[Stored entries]
==*==

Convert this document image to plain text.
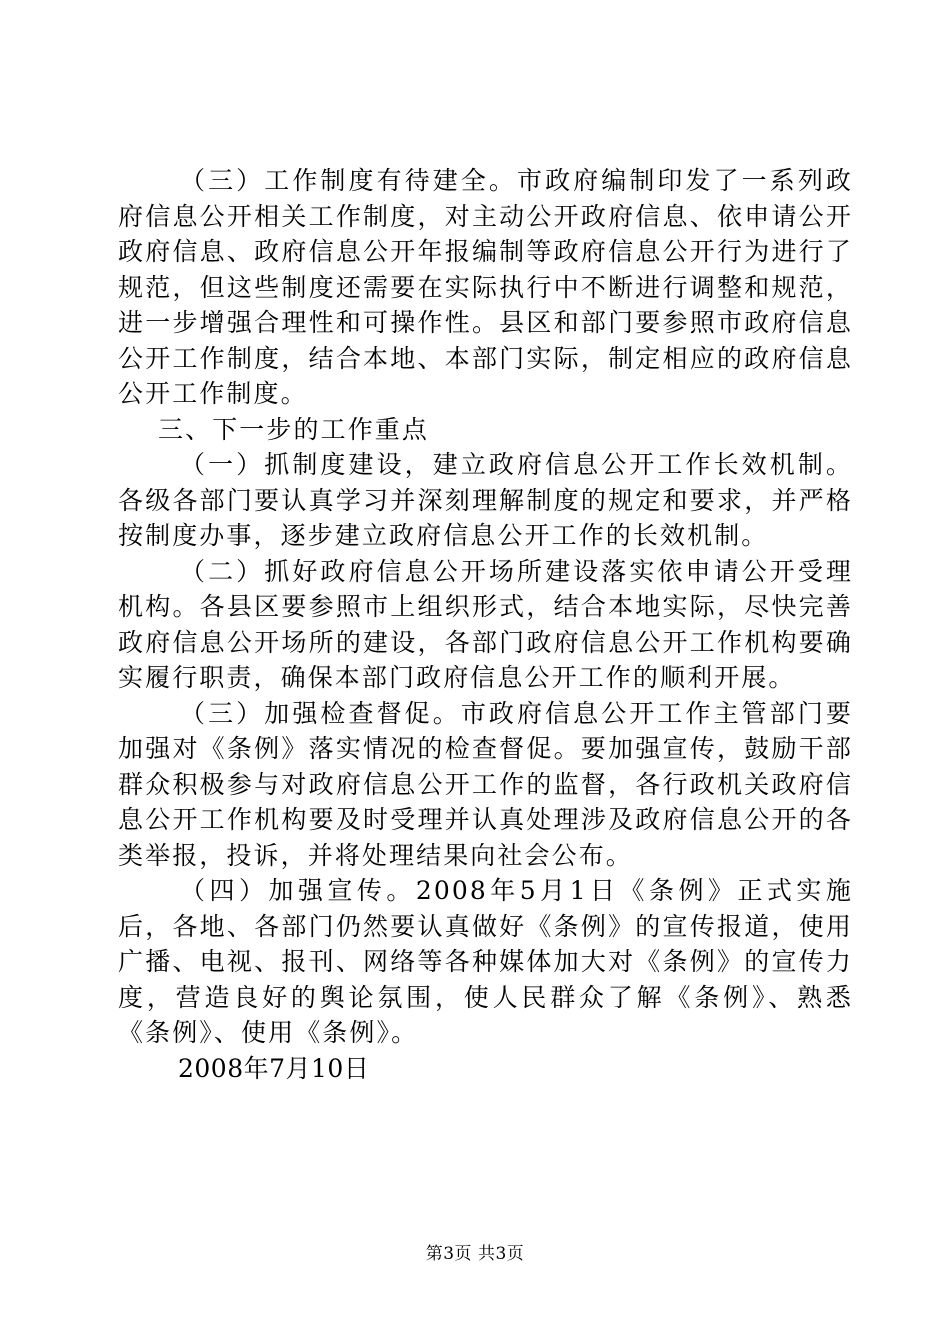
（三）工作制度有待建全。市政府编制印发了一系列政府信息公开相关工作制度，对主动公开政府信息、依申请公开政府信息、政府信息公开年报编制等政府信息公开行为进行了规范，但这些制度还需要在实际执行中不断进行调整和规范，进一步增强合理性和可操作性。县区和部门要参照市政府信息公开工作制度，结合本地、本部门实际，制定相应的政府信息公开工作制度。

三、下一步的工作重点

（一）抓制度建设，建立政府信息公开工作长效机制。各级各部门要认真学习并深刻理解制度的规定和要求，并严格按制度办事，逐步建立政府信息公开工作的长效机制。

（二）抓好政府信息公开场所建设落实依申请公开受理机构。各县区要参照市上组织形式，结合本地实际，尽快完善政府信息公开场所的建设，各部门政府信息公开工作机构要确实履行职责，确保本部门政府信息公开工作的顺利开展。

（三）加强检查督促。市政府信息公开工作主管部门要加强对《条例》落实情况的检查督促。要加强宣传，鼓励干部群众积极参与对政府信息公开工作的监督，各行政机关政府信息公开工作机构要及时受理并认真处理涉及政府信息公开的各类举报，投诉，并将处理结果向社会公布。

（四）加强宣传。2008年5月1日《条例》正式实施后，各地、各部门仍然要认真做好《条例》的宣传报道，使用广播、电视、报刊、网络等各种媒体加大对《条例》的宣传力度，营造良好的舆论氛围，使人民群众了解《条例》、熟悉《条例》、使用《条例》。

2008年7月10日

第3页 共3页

==*==

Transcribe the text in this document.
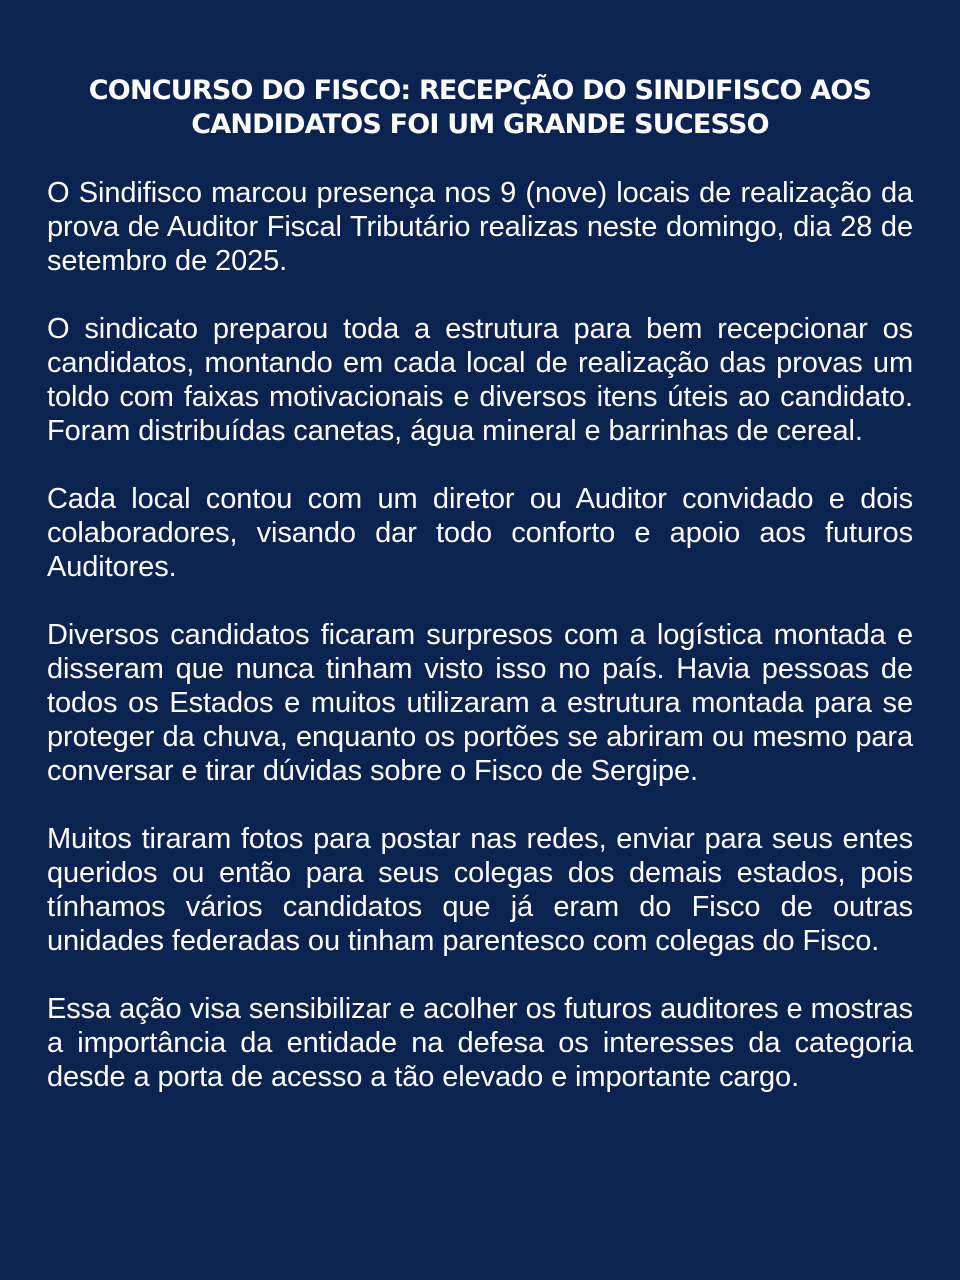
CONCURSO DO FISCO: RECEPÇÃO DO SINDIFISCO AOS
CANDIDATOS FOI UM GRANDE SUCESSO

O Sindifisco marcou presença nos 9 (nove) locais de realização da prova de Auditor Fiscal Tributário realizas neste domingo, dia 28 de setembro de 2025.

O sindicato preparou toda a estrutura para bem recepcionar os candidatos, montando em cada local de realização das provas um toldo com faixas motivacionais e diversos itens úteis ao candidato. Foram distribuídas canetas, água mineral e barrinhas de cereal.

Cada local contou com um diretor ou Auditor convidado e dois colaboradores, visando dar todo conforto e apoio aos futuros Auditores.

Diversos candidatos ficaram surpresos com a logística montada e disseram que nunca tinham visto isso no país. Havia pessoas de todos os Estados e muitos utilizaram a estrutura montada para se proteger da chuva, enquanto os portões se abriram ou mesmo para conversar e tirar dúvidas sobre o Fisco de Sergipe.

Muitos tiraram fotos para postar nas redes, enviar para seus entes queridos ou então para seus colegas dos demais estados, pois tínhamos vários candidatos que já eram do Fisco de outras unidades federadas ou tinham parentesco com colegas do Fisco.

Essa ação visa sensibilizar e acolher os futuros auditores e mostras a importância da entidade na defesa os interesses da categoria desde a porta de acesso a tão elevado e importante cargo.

==*==

* [WHAT YOU SHOULD DO]: Search the entries for "para" and copy out each line that has it.

* [ANSWER]:
O sindicato preparou toda a estrutura para bem recepcionar os candidatos, montando em cada local de realização das provas um toldo com faixas motivacionais e diversos itens úteis ao candidato. Foram distribuídas canetas, água mineral e barrinhas de cereal.
Diversos candidatos ficaram surpresos com a logística montada e disseram que nunca tinham visto isso no país. Havia pessoas de todos os Estados e muitos utilizaram a estrutura montada para se proteger da chuva, enquanto os portões se abriram ou mesmo para conversar e tirar dúvidas sobre o Fisco de Sergipe.
Muitos tiraram fotos para postar nas redes, enviar para seus entes queridos ou então para seus colegas dos demais estados, pois tínhamos vários candidatos que já eram do Fisco de outras unidades federadas ou tinham parentesco com colegas do Fisco.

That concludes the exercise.